■ What is needed ■
Every record should be copied exactly, except that pictures are to be omitted.

___ Material provided ___

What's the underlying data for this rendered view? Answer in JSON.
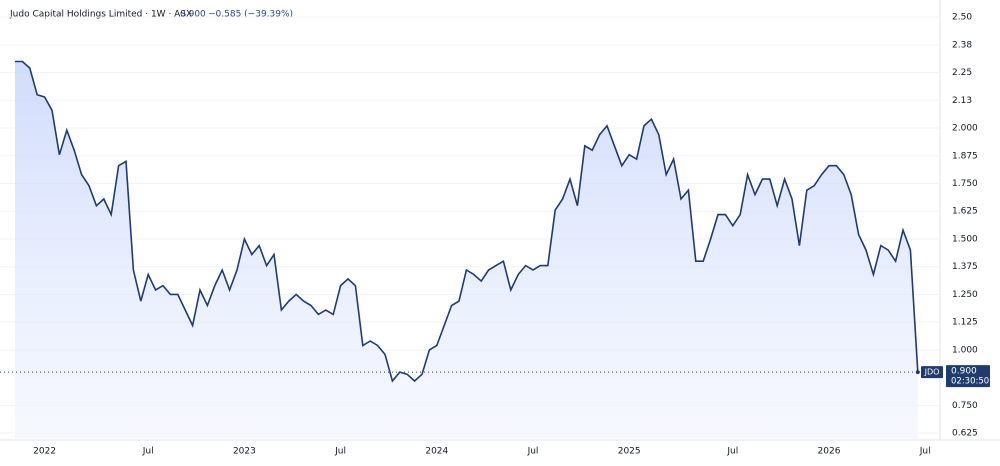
{
  "chart_data": {
    "type": "area",
    "title": "Judo Capital Holdings Limited · 1W · ASX",
    "last": {
      "value": 0.9,
      "label": "0.900"
    },
    "change": "−0.585 (−39.39%)",
    "price_tag": {
      "symbol": "JDO",
      "price": {
        "value": 0.9,
        "label": "0.900"
      },
      "time": "02:30:50"
    },
    "color": "#1f3b6f",
    "categories": [
      null,
      null,
      null,
      null,
      "2022",
      null,
      null,
      null,
      null,
      null,
      null,
      null,
      null,
      null,
      null,
      null,
      null,
      null,
      "Jul",
      null,
      null,
      null,
      null,
      null,
      null,
      null,
      null,
      null,
      null,
      null,
      null,
      "2023",
      null,
      null,
      null,
      null,
      null,
      null,
      null,
      null,
      null,
      null,
      null,
      null,
      "Jul",
      null,
      null,
      null,
      null,
      null,
      null,
      null,
      null,
      null,
      null,
      null,
      null,
      "2024",
      null,
      null,
      null,
      null,
      null,
      null,
      null,
      null,
      null,
      null,
      null,
      null,
      "Jul",
      null,
      null,
      null,
      null,
      null,
      null,
      null,
      null,
      null,
      null,
      null,
      null,
      "2025",
      null,
      null,
      null,
      null,
      null,
      null,
      null,
      null,
      null,
      null,
      null,
      null,
      null,
      "Jul",
      null,
      null,
      null,
      null,
      null,
      null,
      null,
      null,
      null,
      null,
      null,
      null,
      "2026",
      null,
      null,
      null,
      null,
      null,
      null,
      null,
      null,
      null,
      null,
      null,
      null,
      "Jul"
    ],
    "values": [
      2.3,
      2.3,
      2.27,
      2.15,
      2.14,
      2.08,
      1.88,
      1.99,
      1.9,
      1.79,
      1.74,
      1.65,
      1.68,
      1.61,
      1.83,
      1.85,
      1.36,
      1.22,
      1.34,
      1.27,
      1.29,
      1.25,
      1.25,
      1.18,
      1.11,
      1.27,
      1.2,
      1.29,
      1.36,
      1.27,
      1.36,
      1.5,
      1.43,
      1.47,
      1.38,
      1.43,
      1.18,
      1.22,
      1.25,
      1.22,
      1.2,
      1.16,
      1.18,
      1.16,
      1.29,
      1.32,
      1.29,
      1.02,
      1.04,
      1.02,
      0.98,
      0.86,
      0.9,
      0.89,
      0.86,
      0.89,
      1.0,
      1.02,
      1.11,
      1.2,
      1.22,
      1.36,
      1.34,
      1.31,
      1.36,
      1.38,
      1.4,
      1.27,
      1.34,
      1.38,
      1.36,
      1.38,
      1.38,
      1.63,
      1.68,
      1.77,
      1.65,
      1.92,
      1.9,
      1.97,
      2.01,
      1.92,
      1.83,
      1.88,
      1.86,
      2.01,
      2.04,
      1.97,
      1.79,
      1.86,
      1.68,
      1.72,
      1.4,
      1.4,
      1.5,
      1.61,
      1.61,
      1.56,
      1.61,
      1.79,
      1.7,
      1.77,
      1.77,
      1.65,
      1.77,
      1.68,
      1.47,
      1.72,
      1.74,
      1.79,
      1.83,
      1.83,
      1.79,
      1.7,
      1.52,
      1.45,
      1.34,
      1.47,
      1.45,
      1.4,
      1.54,
      1.45,
      0.9,
      null
    ],
    "ylim": [
      0.594,
      2.577
    ],
    "yticks": [
      {
        "value": 2.5,
        "label": "2.50"
      },
      {
        "value": 2.375,
        "label": "2.38"
      },
      {
        "value": 2.25,
        "label": "2.25"
      },
      {
        "value": 2.125,
        "label": "2.13"
      },
      {
        "value": 2.0,
        "label": "2.000"
      },
      {
        "value": 1.875,
        "label": "1.875"
      },
      {
        "value": 1.75,
        "label": "1.750"
      },
      {
        "value": 1.625,
        "label": "1.625"
      },
      {
        "value": 1.5,
        "label": "1.500"
      },
      {
        "value": 1.375,
        "label": "1.375"
      },
      {
        "value": 1.25,
        "label": "1.250"
      },
      {
        "value": 1.125,
        "label": "1.125"
      },
      {
        "value": 1.0,
        "label": "1.000"
      },
      {
        "value": 0.75,
        "label": "0.750"
      },
      {
        "value": 0.625,
        "label": "0.625"
      }
    ],
    "grid": true
  }
}
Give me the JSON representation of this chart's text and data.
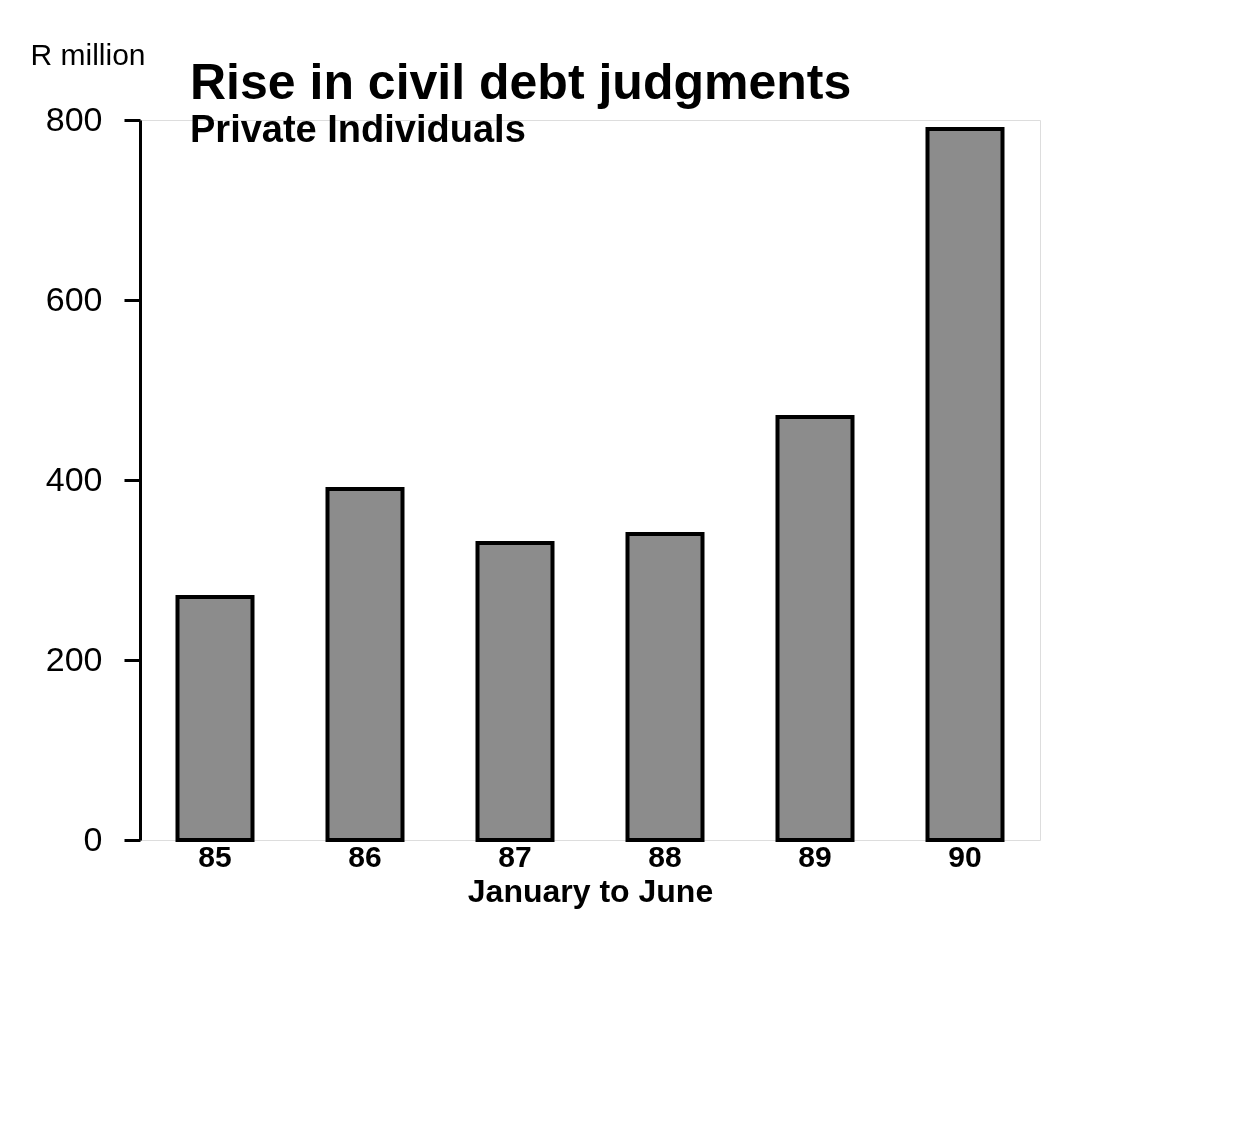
{
  "chart_data": {
    "type": "bar",
    "title": "Rise in civil debt judgments",
    "subtitle": "Private Individuals",
    "ylabel": "R million",
    "xlabel": "January to June",
    "categories": [
      "85",
      "86",
      "87",
      "88",
      "89",
      "90"
    ],
    "values": [
      270,
      390,
      330,
      340,
      470,
      790
    ],
    "color": "#8c8c8c",
    "ylim": [
      0,
      800
    ],
    "yticks": [
      0,
      200,
      400,
      600,
      800
    ],
    "grid": false
  }
}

___

■ Output for this task ■
What's the underlying data for this rendered view? Answer in JSON.
{
  "chart_data": {
    "type": "area",
    "title": "Judo Capital Holdings Limited · 1W · ASX",
    "last": {
      "value": 0.9,
      "label": "0.900"
    },
    "change": "−0.585 (−39.39%)",
    "price_tag": {
      "symbol": "JDO",
      "price": {
        "value": 0.9,
        "label": "0.900"
      },
      "time": "02:30:50"
    },
    "color": "#1f3b6f",
    "categories": [
      null,
      null,
      null,
      null,
      "2022",
      null,
      null,
      null,
      null,
      null,
      null,
      null,
      null,
      null,
      null,
      null,
      null,
      null,
      "Jul",
      null,
      null,
      null,
      null,
      null,
      null,
      null,
      null,
      null,
      null,
      null,
      null,
      "2023",
      null,
      null,
      null,
      null,
      null,
      null,
      null,
      null,
      null,
      null,
      null,
      null,
      "Jul",
      null,
      null,
      null,
      null,
      null,
      null,
      null,
      null,
      null,
      null,
      null,
      null,
      "2024",
      null,
      null,
      null,
      null,
      null,
      null,
      null,
      null,
      null,
      null,
      null,
      null,
      "Jul",
      null,
      null,
      null,
      null,
      null,
      null,
      null,
      null,
      null,
      null,
      null,
      null,
      "2025",
      null,
      null,
      null,
      null,
      null,
      null,
      null,
      null,
      null,
      null,
      null,
      null,
      null,
      "Jul",
      null,
      null,
      null,
      null,
      null,
      null,
      null,
      null,
      null,
      null,
      null,
      null,
      "2026",
      null,
      null,
      null,
      null,
      null,
      null,
      null,
      null,
      null,
      null,
      null,
      null,
      "Jul"
    ],
    "values": [
      2.3,
      2.3,
      2.27,
      2.15,
      2.14,
      2.08,
      1.88,
      1.99,
      1.9,
      1.79,
      1.74,
      1.65,
      1.68,
      1.61,
      1.83,
      1.85,
      1.36,
      1.22,
      1.34,
      1.27,
      1.29,
      1.25,
      1.25,
      1.18,
      1.11,
      1.27,
      1.2,
      1.29,
      1.36,
      1.27,
      1.36,
      1.5,
      1.43,
      1.47,
      1.38,
      1.43,
      1.18,
      1.22,
      1.25,
      1.22,
      1.2,
      1.16,
      1.18,
      1.16,
      1.29,
      1.32,
      1.29,
      1.02,
      1.04,
      1.02,
      0.98,
      0.86,
      0.9,
      0.89,
      0.86,
      0.89,
      1.0,
      1.02,
      1.11,
      1.2,
      1.22,
      1.36,
      1.34,
      1.31,
      1.36,
      1.38,
      1.4,
      1.27,
      1.34,
      1.38,
      1.36,
      1.38,
      1.38,
      1.63,
      1.68,
      1.77,
      1.65,
      1.92,
      1.9,
      1.97,
      2.01,
      1.92,
      1.83,
      1.88,
      1.86,
      2.01,
      2.04,
      1.97,
      1.79,
      1.86,
      1.68,
      1.72,
      1.4,
      1.4,
      1.5,
      1.61,
      1.61,
      1.56,
      1.61,
      1.79,
      1.7,
      1.77,
      1.77,
      1.65,
      1.77,
      1.68,
      1.47,
      1.72,
      1.74,
      1.79,
      1.83,
      1.83,
      1.79,
      1.7,
      1.52,
      1.45,
      1.34,
      1.47,
      1.45,
      1.4,
      1.54,
      1.45,
      0.9,
      null
    ],
    "ylim": [
      0.594,
      2.577
    ],
    "yticks": [
      {
        "value": 2.5,
        "label": "2.50"
      },
      {
        "value": 2.375,
        "label": "2.38"
      },
      {
        "value": 2.25,
        "label": "2.25"
      },
      {
        "value": 2.125,
        "label": "2.13"
      },
      {
        "value": 2.0,
        "label": "2.000"
      },
      {
        "value": 1.875,
        "label": "1.875"
      },
      {
        "value": 1.75,
        "label": "1.750"
      },
      {
        "value": 1.625,
        "label": "1.625"
      },
      {
        "value": 1.5,
        "label": "1.500"
      },
      {
        "value": 1.375,
        "label": "1.375"
      },
      {
        "value": 1.25,
        "label": "1.250"
      },
      {
        "value": 1.125,
        "label": "1.125"
      },
      {
        "value": 1.0,
        "label": "1.000"
      },
      {
        "value": 0.75,
        "label": "0.750"
      },
      {
        "value": 0.625,
        "label": "0.625"
      }
    ],
    "grid": true
  }
}
Give me the JSON representation of this chart's text and data.
{
  "chart_data": {
    "type": "bar",
    "title": "Rise in civil debt judgments",
    "subtitle": "Private Individuals",
    "ylabel": "R million",
    "xlabel": "January to June",
    "categories": [
      "85",
      "86",
      "87",
      "88",
      "89",
      "90"
    ],
    "values": [
      270,
      390,
      330,
      340,
      470,
      790
    ],
    "color": "#8c8c8c",
    "ylim": [
      0,
      800
    ],
    "yticks": [
      0,
      200,
      400,
      600,
      800
    ],
    "grid": false
  }
}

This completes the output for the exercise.